=== SHORT PROBLEM ===
In the records below, find each line with the word "Brønn" and copy it.

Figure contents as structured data
----

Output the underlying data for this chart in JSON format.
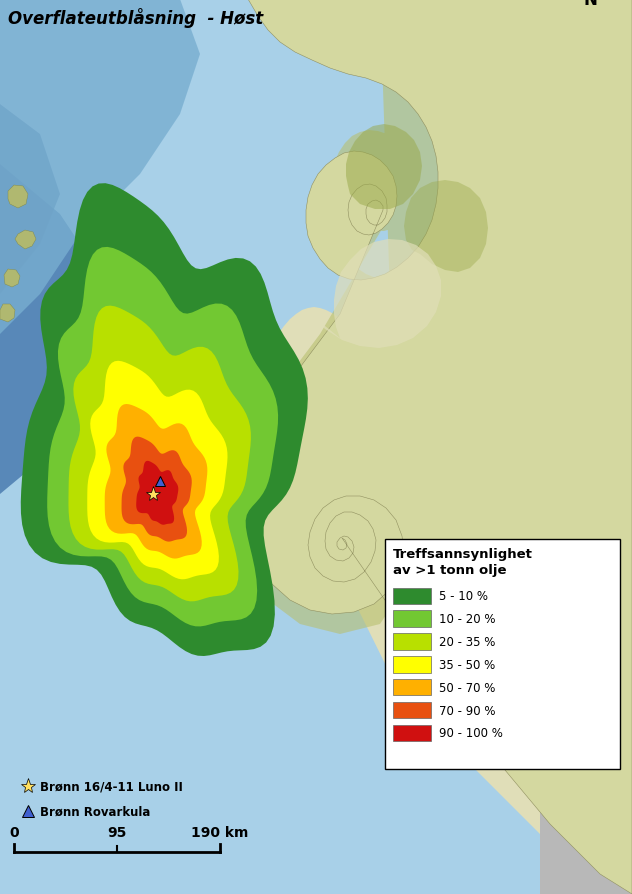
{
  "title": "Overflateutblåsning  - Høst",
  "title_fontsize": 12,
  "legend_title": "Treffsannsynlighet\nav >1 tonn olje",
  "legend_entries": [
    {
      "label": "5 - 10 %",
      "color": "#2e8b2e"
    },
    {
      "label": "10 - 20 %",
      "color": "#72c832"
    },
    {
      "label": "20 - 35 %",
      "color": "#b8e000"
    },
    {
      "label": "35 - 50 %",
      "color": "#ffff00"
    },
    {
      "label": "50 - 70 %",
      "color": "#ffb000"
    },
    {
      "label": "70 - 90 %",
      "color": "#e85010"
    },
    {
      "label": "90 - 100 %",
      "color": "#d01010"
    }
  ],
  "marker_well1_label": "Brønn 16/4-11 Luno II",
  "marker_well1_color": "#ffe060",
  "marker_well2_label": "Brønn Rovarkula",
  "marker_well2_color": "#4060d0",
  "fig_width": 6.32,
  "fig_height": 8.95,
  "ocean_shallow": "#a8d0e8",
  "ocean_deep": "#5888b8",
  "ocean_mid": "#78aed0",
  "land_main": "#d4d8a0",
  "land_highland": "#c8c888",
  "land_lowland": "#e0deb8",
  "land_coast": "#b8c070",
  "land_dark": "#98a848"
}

----

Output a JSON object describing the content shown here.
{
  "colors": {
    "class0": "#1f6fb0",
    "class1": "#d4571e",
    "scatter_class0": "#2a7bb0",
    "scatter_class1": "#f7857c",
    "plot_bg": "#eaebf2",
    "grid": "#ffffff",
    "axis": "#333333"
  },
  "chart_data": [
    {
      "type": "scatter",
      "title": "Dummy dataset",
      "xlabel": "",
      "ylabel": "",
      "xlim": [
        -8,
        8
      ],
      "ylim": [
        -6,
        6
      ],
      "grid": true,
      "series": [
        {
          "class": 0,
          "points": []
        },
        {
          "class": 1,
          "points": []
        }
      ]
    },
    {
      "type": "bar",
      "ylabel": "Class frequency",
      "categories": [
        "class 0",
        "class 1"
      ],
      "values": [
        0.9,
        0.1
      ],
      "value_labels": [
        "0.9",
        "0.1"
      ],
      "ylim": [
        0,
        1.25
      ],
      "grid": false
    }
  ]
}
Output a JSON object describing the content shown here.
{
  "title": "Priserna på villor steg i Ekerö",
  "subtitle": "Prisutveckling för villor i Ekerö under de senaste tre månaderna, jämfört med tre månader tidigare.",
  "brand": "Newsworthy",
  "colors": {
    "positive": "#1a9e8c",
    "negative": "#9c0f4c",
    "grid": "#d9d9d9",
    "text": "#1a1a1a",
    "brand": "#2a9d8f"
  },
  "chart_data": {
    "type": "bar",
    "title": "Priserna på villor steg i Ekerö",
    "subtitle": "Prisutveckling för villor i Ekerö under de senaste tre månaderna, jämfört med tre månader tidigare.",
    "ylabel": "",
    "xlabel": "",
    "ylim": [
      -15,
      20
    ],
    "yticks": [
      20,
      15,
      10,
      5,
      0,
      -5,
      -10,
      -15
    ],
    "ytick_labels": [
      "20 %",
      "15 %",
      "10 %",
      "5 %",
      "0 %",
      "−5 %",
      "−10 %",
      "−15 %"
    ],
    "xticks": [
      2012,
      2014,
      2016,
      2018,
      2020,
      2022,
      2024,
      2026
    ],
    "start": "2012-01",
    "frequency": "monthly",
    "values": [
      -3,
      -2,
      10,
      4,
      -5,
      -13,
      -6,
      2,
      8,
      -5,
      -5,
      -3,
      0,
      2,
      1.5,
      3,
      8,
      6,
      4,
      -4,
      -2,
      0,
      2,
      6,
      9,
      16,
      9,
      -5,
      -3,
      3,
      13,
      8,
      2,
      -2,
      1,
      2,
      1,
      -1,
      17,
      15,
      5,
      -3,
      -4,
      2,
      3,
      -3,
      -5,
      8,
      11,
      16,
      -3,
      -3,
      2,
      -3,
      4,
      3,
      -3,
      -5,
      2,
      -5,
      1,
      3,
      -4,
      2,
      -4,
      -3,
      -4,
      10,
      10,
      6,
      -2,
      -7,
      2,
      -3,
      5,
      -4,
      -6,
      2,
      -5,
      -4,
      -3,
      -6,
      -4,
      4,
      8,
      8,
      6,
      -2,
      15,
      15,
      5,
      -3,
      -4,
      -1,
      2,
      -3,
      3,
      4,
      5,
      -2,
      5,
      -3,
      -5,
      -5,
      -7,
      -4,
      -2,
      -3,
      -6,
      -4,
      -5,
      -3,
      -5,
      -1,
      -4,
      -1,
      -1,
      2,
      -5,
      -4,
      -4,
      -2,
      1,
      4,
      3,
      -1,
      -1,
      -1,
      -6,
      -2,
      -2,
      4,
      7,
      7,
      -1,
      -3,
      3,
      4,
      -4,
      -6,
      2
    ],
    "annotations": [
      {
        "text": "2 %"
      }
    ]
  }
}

----

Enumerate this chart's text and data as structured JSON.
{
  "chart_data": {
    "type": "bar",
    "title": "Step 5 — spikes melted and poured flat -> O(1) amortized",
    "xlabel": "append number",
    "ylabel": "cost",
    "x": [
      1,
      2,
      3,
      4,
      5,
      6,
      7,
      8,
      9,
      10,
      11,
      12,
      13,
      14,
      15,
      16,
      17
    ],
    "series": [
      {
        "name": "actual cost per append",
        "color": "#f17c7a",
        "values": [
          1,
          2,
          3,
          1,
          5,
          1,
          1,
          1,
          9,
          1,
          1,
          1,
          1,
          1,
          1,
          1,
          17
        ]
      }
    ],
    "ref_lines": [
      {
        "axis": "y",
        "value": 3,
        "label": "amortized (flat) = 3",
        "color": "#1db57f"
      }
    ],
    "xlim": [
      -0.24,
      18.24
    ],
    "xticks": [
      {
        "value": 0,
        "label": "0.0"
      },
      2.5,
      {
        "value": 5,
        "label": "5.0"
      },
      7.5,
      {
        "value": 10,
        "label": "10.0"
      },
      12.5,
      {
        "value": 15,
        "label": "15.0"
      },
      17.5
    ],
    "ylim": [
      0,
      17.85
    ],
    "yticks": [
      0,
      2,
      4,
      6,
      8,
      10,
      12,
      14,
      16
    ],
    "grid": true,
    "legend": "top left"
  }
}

----

=== REPLY TO THE TASK ===
  "marker_well1_label": "Brønn 16/4-11 Luno II",
  "marker_well2_label": "Brønn Rovarkula",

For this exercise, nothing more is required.